[TO BE DONE]
Copy the lines below verbatim, but only from the line containing "Output the text content of this document." through the end of the data.
--- Begin THE DATA ---
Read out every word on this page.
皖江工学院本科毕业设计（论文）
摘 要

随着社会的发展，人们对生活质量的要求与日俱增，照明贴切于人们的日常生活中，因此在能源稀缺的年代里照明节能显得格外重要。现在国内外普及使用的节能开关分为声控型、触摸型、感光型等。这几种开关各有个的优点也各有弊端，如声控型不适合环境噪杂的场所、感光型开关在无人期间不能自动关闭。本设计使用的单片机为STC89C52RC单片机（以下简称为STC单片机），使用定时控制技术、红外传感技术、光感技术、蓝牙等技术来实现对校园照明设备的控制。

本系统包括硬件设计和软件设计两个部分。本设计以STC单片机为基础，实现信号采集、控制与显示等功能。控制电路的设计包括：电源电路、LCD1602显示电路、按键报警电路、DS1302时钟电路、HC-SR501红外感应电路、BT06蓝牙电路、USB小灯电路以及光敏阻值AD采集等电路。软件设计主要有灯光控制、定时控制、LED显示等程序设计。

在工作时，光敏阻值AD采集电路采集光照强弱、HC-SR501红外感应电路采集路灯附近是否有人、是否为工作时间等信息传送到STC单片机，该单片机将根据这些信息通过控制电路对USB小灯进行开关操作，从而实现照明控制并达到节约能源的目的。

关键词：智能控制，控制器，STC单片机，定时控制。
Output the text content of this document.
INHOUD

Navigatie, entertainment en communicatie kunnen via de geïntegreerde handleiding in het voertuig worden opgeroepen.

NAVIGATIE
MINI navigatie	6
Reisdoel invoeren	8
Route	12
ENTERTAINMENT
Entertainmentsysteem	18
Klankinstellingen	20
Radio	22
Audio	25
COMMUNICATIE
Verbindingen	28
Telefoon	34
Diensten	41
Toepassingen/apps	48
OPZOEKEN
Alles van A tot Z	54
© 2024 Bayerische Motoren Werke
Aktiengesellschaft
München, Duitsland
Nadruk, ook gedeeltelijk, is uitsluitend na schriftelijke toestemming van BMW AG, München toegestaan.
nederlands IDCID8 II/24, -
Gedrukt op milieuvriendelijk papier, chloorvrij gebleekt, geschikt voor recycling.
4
--- End THE DATA ---
[FINISHED TASK]
Output the text content of this document.
INHOUD

Navigatie, entertainment en communicatie kunnen via de geïntegreerde handleiding in het voertuig worden opgeroepen.

NAVIGATIE
MINI navigatie	6
Reisdoel invoeren	8
Route	12
ENTERTAINMENT
Entertainmentsysteem	18
Klankinstellingen	20
Radio	22
Audio	25
COMMUNICATIE
Verbindingen	28
Telefoon	34
Diensten	41
Toepassingen/apps	48
OPZOEKEN
Alles van A tot Z	54
© 2024 Bayerische Motoren Werke
Aktiengesellschaft
München, Duitsland
Nadruk, ook gedeeltelijk, is uitsluitend na schriftelijke toestemming van BMW AG, München toegestaan.
nederlands IDCID8 II/24, -
Gedrukt op milieuvriendelijk papier, chloorvrij gebleekt, geschikt voor recycling.
4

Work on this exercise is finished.